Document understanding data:

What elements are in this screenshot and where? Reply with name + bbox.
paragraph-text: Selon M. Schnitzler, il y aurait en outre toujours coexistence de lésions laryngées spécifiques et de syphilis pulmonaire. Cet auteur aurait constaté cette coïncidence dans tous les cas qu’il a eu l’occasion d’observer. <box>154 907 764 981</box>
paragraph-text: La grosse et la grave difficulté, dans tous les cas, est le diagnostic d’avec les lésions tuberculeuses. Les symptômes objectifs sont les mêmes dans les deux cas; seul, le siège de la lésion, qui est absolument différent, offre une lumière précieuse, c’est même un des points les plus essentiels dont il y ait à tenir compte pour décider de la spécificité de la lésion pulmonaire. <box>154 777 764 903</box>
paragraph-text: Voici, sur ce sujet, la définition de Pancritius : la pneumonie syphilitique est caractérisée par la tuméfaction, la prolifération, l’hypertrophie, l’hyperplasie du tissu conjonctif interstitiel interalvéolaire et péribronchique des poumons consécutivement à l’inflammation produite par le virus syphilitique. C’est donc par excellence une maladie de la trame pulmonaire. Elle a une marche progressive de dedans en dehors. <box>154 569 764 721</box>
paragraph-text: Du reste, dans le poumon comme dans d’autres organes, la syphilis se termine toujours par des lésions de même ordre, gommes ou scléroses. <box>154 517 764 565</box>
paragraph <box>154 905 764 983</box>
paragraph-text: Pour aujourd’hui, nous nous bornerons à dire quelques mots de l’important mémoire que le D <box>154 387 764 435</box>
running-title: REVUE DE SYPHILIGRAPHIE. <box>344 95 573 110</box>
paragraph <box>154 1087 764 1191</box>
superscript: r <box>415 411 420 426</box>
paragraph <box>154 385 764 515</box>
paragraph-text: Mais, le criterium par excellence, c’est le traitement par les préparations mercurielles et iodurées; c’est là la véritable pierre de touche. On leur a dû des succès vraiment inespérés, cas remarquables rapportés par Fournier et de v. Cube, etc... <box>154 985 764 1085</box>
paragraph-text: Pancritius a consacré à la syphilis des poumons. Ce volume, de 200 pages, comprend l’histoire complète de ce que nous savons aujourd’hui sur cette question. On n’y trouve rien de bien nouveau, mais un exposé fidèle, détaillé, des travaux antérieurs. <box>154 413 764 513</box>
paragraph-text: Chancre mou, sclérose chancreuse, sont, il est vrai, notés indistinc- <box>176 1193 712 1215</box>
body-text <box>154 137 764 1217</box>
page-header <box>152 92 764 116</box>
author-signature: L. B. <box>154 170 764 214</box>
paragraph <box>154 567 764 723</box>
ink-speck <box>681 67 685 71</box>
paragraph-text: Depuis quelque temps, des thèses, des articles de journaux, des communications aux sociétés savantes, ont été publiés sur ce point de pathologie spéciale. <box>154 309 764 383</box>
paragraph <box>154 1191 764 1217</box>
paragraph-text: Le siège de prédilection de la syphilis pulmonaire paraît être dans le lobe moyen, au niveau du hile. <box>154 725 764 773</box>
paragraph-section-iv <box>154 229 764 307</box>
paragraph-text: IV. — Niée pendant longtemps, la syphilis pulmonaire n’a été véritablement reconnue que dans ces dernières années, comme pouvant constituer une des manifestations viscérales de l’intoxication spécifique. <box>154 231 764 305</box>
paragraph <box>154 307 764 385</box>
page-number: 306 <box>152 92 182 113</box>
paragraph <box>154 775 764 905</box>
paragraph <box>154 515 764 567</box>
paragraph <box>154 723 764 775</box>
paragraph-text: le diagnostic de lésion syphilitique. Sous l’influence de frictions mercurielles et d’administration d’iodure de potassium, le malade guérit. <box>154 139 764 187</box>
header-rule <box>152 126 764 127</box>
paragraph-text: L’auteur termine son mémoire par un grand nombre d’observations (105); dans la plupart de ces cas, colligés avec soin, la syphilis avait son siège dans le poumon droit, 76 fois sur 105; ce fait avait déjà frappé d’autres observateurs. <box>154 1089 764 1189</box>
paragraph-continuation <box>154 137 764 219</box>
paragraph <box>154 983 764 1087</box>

» Task brief: Report all lines above with "header".

» Task output:
page-header <box>152 92 764 116</box>
header-rule <box>152 126 764 127</box>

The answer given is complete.